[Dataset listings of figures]
★ ★ ★ ★ ★

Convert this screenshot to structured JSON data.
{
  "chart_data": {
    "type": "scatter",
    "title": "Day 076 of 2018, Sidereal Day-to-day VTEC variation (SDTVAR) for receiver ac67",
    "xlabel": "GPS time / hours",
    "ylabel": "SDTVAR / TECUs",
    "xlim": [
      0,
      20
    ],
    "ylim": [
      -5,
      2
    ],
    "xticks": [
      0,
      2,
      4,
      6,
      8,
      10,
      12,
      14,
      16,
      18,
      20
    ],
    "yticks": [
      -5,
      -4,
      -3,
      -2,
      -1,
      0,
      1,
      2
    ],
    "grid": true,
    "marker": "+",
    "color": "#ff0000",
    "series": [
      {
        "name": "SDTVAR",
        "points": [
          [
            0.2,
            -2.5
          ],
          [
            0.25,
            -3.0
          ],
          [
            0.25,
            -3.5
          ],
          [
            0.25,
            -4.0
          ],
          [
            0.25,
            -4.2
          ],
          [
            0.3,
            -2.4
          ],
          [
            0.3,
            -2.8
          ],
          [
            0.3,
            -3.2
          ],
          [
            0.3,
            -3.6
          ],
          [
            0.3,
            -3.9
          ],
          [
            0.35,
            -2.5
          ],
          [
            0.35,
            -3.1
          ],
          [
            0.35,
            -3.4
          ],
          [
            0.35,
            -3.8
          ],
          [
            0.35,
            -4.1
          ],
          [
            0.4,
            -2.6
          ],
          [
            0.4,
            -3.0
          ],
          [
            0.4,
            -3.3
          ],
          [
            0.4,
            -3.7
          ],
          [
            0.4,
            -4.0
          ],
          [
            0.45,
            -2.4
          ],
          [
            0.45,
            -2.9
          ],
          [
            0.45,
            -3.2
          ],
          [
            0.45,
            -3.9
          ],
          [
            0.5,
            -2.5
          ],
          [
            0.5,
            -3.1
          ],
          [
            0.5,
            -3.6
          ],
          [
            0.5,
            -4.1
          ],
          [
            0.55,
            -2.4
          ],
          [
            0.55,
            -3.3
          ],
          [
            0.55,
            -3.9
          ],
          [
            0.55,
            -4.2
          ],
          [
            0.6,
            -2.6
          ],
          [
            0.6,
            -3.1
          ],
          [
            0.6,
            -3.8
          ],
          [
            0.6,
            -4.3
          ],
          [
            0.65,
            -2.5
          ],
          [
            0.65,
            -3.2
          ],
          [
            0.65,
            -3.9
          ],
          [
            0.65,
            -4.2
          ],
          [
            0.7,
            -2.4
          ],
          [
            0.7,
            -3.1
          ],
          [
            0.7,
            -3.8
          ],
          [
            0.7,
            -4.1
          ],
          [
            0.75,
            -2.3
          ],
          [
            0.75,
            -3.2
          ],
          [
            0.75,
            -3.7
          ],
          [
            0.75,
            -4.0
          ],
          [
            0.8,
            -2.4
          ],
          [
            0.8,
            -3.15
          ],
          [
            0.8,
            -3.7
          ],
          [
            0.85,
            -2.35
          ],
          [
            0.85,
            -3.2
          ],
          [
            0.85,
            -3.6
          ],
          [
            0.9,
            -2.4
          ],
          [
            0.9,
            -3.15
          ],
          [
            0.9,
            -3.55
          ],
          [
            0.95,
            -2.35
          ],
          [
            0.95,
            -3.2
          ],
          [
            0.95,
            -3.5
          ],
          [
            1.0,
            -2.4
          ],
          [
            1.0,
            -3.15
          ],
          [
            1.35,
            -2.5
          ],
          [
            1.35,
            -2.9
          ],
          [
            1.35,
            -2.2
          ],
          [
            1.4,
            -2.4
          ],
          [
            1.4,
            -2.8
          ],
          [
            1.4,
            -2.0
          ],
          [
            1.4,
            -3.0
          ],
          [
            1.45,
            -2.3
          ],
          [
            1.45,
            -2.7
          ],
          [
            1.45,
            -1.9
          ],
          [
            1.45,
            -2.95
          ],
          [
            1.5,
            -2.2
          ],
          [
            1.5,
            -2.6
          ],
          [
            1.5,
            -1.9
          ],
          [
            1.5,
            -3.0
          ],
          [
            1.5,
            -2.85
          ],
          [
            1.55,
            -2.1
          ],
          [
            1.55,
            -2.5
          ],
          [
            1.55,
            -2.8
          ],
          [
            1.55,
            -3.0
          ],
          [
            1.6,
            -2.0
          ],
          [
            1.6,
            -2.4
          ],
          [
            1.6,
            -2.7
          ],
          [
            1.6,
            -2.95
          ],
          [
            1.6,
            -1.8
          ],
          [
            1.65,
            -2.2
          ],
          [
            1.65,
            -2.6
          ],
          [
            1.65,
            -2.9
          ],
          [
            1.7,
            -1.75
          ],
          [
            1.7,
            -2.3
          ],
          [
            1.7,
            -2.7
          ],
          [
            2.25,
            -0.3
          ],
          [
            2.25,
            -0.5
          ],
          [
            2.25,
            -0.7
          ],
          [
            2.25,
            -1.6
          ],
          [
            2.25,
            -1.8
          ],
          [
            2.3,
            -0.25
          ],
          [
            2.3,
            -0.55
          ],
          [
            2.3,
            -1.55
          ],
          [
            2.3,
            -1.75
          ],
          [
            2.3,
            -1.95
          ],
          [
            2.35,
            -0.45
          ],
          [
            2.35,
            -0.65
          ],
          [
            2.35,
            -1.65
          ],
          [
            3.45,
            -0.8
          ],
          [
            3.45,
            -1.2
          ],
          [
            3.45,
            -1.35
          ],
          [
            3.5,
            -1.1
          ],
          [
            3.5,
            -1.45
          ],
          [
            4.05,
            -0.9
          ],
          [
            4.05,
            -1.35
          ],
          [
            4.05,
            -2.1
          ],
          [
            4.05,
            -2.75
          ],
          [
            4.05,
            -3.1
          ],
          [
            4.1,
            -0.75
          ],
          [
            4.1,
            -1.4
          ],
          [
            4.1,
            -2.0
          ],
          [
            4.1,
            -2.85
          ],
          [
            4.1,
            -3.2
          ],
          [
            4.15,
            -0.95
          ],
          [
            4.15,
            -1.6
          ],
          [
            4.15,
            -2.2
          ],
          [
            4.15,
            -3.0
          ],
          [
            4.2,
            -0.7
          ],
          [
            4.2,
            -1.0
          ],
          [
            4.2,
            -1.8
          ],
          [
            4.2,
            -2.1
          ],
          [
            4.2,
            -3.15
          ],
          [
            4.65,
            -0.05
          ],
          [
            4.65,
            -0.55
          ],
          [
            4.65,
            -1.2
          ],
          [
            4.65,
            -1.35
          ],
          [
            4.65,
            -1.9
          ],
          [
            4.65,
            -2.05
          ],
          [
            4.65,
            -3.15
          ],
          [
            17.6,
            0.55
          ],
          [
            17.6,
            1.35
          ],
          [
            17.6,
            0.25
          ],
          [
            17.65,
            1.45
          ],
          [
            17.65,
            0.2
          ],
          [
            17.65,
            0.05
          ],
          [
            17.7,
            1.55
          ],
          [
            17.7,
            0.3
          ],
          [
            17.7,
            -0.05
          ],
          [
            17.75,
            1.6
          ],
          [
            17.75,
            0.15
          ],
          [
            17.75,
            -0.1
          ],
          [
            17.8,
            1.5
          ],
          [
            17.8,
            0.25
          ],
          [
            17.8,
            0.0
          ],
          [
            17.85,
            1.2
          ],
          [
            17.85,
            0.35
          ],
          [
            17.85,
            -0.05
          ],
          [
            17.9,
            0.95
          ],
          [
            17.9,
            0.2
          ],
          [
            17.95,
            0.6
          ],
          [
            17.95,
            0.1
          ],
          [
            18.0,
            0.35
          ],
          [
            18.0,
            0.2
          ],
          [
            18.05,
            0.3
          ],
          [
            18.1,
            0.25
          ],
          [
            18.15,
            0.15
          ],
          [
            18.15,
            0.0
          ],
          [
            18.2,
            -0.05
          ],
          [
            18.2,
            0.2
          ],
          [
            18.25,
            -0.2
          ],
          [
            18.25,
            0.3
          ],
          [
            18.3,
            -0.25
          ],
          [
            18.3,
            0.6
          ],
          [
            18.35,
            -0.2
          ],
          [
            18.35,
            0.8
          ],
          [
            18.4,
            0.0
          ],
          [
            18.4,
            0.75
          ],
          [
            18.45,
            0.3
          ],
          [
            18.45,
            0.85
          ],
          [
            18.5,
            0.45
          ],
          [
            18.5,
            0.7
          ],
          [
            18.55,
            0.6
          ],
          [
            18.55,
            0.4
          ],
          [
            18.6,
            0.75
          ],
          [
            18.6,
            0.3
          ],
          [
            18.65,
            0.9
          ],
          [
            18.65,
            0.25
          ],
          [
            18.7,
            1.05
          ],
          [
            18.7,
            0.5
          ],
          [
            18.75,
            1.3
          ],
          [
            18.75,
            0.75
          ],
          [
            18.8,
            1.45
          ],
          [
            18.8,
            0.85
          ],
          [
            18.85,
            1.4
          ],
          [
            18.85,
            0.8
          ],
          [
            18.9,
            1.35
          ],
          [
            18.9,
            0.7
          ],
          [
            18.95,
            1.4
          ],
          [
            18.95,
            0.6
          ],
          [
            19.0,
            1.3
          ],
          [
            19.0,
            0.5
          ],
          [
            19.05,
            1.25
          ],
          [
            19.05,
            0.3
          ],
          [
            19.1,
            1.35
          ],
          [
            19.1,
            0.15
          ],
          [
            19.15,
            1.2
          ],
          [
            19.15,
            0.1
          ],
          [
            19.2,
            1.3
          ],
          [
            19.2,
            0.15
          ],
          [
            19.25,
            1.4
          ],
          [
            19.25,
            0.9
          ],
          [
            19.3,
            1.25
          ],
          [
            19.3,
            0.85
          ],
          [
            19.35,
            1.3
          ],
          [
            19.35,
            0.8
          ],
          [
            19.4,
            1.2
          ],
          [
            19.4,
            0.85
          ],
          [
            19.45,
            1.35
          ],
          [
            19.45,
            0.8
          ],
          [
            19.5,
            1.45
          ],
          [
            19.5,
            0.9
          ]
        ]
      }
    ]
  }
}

★ ★ ★ ★ ★

-- Written exercise --
Every line of the listing that holds "SDTVAR" should be found and copied.

-- Result of the exercise --
    "title": "Day 076 of 2018, Sidereal Day-to-day VTEC variation (SDTVAR) for receiver ac67",
    "ylabel": "SDTVAR / TECUs",
        "name": "SDTVAR",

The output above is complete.